▸ Task directions:
Could you print every record below exactly as it appears?

▸ Entries:

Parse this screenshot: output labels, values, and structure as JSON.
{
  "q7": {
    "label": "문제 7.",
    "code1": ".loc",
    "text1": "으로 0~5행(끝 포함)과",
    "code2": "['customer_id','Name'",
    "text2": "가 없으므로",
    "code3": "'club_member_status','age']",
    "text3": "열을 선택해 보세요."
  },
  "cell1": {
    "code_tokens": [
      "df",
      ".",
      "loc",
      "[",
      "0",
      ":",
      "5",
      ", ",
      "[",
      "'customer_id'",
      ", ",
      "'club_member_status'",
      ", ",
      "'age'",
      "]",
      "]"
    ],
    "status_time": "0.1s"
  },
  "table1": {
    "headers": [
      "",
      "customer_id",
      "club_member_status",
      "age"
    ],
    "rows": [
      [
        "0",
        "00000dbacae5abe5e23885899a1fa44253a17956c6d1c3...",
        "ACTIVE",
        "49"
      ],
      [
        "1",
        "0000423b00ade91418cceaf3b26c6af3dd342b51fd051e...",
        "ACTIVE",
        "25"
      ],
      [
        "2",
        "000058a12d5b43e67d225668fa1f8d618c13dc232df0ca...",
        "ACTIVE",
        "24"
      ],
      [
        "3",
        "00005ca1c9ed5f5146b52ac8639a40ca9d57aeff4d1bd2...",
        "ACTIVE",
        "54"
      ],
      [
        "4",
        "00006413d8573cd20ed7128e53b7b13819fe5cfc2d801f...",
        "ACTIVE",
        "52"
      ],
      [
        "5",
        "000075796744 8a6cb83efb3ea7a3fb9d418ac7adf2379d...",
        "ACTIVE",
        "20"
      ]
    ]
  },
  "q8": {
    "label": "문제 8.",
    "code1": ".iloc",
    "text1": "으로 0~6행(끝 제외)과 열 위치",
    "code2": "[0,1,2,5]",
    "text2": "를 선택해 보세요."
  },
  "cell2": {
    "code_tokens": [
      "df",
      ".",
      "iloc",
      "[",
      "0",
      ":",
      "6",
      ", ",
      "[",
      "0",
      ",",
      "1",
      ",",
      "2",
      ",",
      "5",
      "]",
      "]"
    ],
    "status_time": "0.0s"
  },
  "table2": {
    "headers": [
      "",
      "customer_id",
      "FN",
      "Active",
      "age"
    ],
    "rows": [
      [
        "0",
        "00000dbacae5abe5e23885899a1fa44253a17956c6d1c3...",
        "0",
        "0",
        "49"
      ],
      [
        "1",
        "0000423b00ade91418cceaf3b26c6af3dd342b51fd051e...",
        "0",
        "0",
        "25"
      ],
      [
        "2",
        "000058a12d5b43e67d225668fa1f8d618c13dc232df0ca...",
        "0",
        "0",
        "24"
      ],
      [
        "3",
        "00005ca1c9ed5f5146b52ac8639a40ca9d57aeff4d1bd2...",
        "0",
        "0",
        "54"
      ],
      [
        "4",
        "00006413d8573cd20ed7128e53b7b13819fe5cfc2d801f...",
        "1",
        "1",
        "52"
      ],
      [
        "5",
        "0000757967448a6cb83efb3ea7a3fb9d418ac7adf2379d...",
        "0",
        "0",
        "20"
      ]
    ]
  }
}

▸ Result:
Parse this screenshot: output labels, values, and structure as JSON.
{
  "q7": {
    "label": "문제 7.",
    "code1": ".loc",
    "text1": "으로 0~5행(끝 포함)과",
    "code2": "['customer_id','Name'",
    "text2": "가 없으므로",
    "code3": "'club_member_status','age']",
    "text3": "열을 선택해 보세요."
  },
  "cell1": {
    "code_tokens": [
      "df",
      ".",
      "loc",
      "[",
      "0",
      ":",
      "5",
      ", ",
      "[",
      "'customer_id'",
      ", ",
      "'club_member_status'",
      ", ",
      "'age'",
      "]",
      "]"
    ],
    "status_time": "0.1s"
  },
  "table1": {
    "headers": [
      "",
      "customer_id",
      "club_member_status",
      "age"
    ],
    "rows": [
      [
        "0",
        "00000dbacae5abe5e23885899a1fa44253a17956c6d1c3...",
        "ACTIVE",
        "49"
      ],
      [
        "1",
        "0000423b00ade91418cceaf3b26c6af3dd342b51fd051e...",
        "ACTIVE",
        "25"
      ],
      [
        "2",
        "000058a12d5b43e67d225668fa1f8d618c13dc232df0ca...",
        "ACTIVE",
        "24"
      ],
      [
        "3",
        "00005ca1c9ed5f5146b52ac8639a40ca9d57aeff4d1bd2...",
        "ACTIVE",
        "54"
      ],
      [
        "4",
        "00006413d8573cd20ed7128e53b7b13819fe5cfc2d801f...",
        "ACTIVE",
        "52"
      ],
      [
        "5",
        "000075796744 8a6cb83efb3ea7a3fb9d418ac7adf2379d...",
        "ACTIVE",
        "20"
      ]
    ]
  },
  "q8": {
    "label": "문제 8.",
    "code1": ".iloc",
    "text1": "으로 0~6행(끝 제외)과 열 위치",
    "code2": "[0,1,2,5]",
    "text2": "를 선택해 보세요."
  },
  "cell2": {
    "code_tokens": [
      "df",
      ".",
      "iloc",
      "[",
      "0",
      ":",
      "6",
      ", ",
      "[",
      "0",
      ",",
      "1",
      ",",
      "2",
      ",",
      "5",
      "]",
      "]"
    ],
    "status_time": "0.0s"
  },
  "table2": {
    "headers": [
      "",
      "customer_id",
      "FN",
      "Active",
      "age"
    ],
    "rows": [
      [
        "0",
        "00000dbacae5abe5e23885899a1fa44253a17956c6d1c3...",
        "0",
        "0",
        "49"
      ],
      [
        "1",
        "0000423b00ade91418cceaf3b26c6af3dd342b51fd051e...",
        "0",
        "0",
        "25"
      ],
      [
        "2",
        "000058a12d5b43e67d225668fa1f8d618c13dc232df0ca...",
        "0",
        "0",
        "24"
      ],
      [
        "3",
        "00005ca1c9ed5f5146b52ac8639a40ca9d57aeff4d1bd2...",
        "0",
        "0",
        "54"
      ],
      [
        "4",
        "00006413d8573cd20ed7128e53b7b13819fe5cfc2d801f...",
        "1",
        "1",
        "52"
      ],
      [
        "5",
        "0000757967448a6cb83efb3ea7a3fb9d418ac7adf2379d...",
        "0",
        "0",
        "20"
      ]
    ]
  }
}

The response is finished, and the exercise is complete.